### Data excerpts:
+++++
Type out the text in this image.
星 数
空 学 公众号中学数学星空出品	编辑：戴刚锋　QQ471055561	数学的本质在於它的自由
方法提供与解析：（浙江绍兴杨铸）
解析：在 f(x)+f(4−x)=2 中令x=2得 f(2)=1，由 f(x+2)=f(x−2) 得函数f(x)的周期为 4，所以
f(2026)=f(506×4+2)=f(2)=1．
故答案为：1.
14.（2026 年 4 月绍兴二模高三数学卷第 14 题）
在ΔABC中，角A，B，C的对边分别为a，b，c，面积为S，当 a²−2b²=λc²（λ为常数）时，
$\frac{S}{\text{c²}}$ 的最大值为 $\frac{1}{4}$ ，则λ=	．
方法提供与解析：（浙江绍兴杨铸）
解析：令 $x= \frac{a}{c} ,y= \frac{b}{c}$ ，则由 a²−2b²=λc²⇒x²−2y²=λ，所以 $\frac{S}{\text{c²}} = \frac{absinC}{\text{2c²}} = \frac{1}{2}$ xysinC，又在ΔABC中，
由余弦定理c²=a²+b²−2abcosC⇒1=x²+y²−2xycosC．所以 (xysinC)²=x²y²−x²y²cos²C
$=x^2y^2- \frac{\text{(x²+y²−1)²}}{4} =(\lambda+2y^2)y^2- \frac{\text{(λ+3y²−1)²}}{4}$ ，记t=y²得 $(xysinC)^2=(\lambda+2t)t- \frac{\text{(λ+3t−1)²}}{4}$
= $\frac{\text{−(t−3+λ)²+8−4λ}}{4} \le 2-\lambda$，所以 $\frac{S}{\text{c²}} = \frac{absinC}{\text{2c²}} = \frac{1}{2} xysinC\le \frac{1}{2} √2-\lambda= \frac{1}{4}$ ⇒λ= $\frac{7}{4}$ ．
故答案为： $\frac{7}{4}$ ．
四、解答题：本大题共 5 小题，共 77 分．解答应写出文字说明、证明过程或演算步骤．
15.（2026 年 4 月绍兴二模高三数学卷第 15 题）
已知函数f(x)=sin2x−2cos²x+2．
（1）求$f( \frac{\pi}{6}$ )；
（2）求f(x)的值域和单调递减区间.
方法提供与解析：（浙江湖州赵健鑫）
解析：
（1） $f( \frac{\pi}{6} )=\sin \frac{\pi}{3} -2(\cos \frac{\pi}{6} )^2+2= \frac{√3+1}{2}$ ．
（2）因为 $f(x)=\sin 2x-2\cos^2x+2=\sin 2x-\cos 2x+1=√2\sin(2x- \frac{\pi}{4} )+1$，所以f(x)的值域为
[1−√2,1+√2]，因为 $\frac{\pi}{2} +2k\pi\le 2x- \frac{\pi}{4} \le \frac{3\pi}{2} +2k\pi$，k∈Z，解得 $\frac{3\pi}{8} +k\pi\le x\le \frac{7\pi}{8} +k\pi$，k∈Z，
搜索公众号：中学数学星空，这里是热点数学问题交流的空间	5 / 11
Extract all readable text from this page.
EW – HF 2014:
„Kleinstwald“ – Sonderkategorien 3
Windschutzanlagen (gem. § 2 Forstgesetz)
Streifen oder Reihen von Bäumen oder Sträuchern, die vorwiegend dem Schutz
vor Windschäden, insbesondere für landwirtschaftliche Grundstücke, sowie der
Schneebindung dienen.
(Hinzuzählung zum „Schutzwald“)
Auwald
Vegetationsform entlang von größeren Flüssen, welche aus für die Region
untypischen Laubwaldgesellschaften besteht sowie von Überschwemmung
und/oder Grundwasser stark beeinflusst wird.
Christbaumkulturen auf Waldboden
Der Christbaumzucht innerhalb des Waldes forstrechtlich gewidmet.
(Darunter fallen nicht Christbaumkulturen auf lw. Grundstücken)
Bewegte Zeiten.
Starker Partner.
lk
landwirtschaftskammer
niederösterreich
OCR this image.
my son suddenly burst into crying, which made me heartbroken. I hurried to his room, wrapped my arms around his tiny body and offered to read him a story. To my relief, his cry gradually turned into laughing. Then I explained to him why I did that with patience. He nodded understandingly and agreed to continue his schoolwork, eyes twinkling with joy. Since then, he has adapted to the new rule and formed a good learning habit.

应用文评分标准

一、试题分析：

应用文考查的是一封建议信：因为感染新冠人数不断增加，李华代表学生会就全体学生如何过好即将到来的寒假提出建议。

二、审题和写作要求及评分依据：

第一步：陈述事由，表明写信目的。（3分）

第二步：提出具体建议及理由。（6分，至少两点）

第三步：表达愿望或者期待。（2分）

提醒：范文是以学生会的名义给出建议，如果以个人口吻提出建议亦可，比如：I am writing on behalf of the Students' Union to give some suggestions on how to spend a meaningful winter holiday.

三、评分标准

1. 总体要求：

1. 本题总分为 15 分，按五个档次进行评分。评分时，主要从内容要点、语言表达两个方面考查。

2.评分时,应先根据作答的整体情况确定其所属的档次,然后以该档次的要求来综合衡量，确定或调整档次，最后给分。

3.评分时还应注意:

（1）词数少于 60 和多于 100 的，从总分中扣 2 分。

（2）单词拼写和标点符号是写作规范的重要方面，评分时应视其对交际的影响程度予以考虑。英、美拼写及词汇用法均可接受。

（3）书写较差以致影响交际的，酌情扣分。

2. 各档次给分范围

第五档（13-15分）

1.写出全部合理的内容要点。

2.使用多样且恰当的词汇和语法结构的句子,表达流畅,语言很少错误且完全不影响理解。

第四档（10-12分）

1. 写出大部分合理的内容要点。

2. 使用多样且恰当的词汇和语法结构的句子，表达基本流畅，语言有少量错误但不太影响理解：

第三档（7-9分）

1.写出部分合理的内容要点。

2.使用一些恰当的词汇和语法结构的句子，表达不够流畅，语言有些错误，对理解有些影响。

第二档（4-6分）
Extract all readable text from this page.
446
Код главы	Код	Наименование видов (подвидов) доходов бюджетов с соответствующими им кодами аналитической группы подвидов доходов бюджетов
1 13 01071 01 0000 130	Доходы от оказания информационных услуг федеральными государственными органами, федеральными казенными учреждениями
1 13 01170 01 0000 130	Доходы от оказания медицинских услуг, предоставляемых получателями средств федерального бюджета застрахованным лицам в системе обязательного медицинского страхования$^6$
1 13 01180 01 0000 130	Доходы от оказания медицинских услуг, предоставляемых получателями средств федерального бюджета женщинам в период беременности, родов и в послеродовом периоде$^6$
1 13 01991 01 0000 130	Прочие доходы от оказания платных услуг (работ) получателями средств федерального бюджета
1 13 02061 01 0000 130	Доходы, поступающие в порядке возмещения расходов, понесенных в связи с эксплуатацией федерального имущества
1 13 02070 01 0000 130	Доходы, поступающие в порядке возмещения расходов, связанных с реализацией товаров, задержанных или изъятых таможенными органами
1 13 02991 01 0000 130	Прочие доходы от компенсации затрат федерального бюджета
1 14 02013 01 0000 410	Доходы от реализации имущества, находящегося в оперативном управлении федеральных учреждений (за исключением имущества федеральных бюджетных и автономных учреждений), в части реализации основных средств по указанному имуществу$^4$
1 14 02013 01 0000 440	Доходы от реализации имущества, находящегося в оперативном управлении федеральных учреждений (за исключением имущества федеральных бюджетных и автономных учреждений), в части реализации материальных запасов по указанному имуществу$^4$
+++++
### Your goal:
Copy out every line from the data above that has "органами" in it.

### Solution to this exercise:
1 13 01071 01 0000 130	Доходы от оказания информационных услуг федеральными государственными органами, федеральными казенными учреждениями
1 13 02070 01 0000 130	Доходы, поступающие в порядке возмещения расходов, связанных с реализацией товаров, задержанных или изъятых таможенными органами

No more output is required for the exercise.